(Excerpt from a dataset)
(begin)

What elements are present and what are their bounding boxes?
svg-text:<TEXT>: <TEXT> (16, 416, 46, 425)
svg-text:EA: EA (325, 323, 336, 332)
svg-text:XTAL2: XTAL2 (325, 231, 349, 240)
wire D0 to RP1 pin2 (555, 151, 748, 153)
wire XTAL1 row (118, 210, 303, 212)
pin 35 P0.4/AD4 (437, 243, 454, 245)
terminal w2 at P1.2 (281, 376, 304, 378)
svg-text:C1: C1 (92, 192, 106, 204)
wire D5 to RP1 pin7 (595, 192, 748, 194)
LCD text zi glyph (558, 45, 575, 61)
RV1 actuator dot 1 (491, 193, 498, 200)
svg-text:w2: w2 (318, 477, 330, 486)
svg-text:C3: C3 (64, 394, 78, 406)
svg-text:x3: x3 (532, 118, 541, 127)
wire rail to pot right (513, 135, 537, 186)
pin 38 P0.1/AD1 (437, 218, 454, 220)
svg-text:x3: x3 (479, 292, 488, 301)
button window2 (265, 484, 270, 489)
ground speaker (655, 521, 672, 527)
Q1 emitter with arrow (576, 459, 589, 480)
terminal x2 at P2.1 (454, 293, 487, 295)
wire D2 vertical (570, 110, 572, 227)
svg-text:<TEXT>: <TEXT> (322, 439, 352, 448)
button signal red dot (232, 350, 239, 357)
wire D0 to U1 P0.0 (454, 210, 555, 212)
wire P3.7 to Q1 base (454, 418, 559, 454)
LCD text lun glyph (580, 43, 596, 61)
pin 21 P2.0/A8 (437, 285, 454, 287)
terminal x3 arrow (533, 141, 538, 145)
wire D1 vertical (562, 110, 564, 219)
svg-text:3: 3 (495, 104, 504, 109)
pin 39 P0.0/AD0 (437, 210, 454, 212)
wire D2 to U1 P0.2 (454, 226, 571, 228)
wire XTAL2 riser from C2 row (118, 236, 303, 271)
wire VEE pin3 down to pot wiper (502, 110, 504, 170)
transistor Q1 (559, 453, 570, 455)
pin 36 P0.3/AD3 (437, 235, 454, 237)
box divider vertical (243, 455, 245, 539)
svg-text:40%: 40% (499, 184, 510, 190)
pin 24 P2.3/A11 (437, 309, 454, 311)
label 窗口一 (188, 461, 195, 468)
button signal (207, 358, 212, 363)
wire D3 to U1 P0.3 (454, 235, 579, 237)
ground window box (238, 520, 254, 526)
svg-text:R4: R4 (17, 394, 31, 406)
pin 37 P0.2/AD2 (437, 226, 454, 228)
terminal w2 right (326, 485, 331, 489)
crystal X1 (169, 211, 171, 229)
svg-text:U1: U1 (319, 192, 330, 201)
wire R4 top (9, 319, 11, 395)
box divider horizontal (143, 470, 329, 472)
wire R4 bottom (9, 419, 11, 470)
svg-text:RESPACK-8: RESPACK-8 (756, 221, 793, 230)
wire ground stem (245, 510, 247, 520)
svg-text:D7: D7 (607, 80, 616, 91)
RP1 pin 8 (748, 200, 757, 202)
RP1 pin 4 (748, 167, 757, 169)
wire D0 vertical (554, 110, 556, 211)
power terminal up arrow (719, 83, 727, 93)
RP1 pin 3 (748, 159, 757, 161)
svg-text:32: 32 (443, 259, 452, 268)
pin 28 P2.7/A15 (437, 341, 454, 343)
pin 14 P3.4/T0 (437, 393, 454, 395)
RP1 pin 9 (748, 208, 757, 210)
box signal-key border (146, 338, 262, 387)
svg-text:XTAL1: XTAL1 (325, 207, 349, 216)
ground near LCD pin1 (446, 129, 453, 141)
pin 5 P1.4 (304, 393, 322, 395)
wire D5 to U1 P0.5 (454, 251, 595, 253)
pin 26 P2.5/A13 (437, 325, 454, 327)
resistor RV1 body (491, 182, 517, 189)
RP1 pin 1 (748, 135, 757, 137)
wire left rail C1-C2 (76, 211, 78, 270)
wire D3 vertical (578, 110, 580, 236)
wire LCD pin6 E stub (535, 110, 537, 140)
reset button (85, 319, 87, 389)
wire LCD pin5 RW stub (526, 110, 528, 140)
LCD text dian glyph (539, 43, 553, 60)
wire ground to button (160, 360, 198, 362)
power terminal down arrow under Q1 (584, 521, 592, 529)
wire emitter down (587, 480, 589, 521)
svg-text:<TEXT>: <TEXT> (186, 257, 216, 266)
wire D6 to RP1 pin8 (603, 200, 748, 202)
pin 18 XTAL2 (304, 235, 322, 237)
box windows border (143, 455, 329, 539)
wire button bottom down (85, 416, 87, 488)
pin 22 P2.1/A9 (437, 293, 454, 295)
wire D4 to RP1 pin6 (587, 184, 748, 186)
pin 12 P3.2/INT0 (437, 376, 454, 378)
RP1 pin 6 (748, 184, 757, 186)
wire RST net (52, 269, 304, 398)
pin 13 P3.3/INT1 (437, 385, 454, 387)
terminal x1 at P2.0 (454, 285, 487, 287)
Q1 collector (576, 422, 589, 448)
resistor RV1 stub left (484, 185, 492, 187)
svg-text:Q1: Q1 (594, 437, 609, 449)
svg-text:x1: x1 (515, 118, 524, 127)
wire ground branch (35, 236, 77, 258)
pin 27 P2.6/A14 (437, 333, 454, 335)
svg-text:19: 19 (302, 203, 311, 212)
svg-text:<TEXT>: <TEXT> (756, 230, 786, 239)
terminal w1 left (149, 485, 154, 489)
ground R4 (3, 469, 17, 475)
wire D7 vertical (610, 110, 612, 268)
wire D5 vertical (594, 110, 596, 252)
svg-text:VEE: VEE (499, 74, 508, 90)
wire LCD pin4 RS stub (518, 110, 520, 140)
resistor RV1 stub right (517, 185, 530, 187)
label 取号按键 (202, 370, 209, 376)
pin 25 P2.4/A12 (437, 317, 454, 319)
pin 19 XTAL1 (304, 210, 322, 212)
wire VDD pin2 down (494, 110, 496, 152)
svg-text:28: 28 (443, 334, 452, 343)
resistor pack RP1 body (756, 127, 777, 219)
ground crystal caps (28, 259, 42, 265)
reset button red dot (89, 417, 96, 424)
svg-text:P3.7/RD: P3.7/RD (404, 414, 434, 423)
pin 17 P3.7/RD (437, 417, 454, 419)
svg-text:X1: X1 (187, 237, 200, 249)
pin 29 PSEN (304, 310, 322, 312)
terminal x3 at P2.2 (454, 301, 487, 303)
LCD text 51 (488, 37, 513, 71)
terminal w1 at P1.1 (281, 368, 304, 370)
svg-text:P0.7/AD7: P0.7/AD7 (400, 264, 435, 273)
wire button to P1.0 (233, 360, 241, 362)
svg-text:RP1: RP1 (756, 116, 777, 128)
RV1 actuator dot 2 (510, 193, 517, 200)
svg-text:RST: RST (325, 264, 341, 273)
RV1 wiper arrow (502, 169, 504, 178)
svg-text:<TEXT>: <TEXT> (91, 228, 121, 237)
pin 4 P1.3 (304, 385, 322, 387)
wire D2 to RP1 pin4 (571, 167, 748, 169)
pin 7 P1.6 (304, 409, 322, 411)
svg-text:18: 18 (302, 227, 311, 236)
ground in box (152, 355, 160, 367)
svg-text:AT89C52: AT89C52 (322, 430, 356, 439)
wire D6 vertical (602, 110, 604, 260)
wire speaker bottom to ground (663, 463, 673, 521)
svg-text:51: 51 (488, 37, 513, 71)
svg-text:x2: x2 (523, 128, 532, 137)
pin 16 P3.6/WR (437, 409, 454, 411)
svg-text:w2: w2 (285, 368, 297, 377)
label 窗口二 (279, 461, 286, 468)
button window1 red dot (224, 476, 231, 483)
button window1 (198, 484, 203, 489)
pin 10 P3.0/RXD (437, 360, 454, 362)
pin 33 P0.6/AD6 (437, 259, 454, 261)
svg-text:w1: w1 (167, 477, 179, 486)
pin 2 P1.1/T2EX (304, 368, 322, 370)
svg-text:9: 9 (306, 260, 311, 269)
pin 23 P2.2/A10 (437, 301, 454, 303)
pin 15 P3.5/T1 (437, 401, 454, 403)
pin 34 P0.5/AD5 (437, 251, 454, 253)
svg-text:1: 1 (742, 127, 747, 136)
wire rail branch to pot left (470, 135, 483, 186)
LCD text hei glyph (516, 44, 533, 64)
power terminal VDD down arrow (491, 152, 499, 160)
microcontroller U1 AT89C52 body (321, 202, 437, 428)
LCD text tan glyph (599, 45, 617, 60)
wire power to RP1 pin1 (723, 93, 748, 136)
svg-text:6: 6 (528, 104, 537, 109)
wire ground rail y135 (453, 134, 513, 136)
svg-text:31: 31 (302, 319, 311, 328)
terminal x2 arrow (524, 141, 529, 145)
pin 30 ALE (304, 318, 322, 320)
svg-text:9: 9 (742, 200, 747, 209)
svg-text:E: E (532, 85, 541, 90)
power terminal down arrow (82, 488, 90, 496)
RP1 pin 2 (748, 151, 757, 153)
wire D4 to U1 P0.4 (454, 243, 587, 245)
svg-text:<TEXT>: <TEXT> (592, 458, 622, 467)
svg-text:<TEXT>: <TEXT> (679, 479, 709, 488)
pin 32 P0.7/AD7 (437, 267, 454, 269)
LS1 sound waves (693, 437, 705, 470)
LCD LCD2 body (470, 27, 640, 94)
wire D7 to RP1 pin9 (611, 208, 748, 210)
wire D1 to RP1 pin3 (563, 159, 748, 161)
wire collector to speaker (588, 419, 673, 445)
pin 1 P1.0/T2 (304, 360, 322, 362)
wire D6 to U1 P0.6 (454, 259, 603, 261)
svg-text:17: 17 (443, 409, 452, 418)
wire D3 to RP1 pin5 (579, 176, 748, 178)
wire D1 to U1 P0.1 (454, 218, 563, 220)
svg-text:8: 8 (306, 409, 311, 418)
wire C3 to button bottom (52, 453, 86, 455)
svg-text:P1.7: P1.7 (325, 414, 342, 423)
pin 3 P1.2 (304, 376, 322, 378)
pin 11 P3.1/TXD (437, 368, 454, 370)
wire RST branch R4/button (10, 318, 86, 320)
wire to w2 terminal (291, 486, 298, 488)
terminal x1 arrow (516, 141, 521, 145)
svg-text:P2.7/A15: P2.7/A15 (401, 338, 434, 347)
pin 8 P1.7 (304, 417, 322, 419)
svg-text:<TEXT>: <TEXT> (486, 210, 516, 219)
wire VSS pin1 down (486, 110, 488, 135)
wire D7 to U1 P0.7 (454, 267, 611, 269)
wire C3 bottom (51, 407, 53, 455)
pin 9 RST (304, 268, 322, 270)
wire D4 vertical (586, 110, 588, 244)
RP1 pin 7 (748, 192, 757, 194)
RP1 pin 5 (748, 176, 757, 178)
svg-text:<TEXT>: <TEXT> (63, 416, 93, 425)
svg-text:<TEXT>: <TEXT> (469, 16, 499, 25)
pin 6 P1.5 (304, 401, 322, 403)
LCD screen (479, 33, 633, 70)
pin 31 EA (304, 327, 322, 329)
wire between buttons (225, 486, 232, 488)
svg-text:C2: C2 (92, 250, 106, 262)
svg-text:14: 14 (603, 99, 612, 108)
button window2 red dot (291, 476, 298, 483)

(end)

▶ [CHALLENGE] Lay out the material as a numbered list, starting at its first line and ending at the line containing "svg-text:x3: x3 (532, 118, 541, 127)". Leave out any blank lines.

▶ [REPLY]
1. What elements are present and what are their bounding boxes?
2. svg-text:<TEXT>: <TEXT> (16, 416, 46, 425)
3. svg-text:EA: EA (325, 323, 336, 332)
4. svg-text:XTAL2: XTAL2 (325, 231, 349, 240)
5. wire D0 to RP1 pin2 (555, 151, 748, 153)
6. wire XTAL1 row (118, 210, 303, 212)
7. pin 35 P0.4/AD4 (437, 243, 454, 245)
8. terminal w2 at P1.2 (281, 376, 304, 378)
9. svg-text:C1: C1 (92, 192, 106, 204)
10. wire D5 to RP1 pin7 (595, 192, 748, 194)
11. LCD text zi glyph (558, 45, 575, 61)
12. RV1 actuator dot 1 (491, 193, 498, 200)
13. svg-text:w2: w2 (318, 477, 330, 486)
14. svg-text:C3: C3 (64, 394, 78, 406)
15. svg-text:x3: x3 (532, 118, 541, 127)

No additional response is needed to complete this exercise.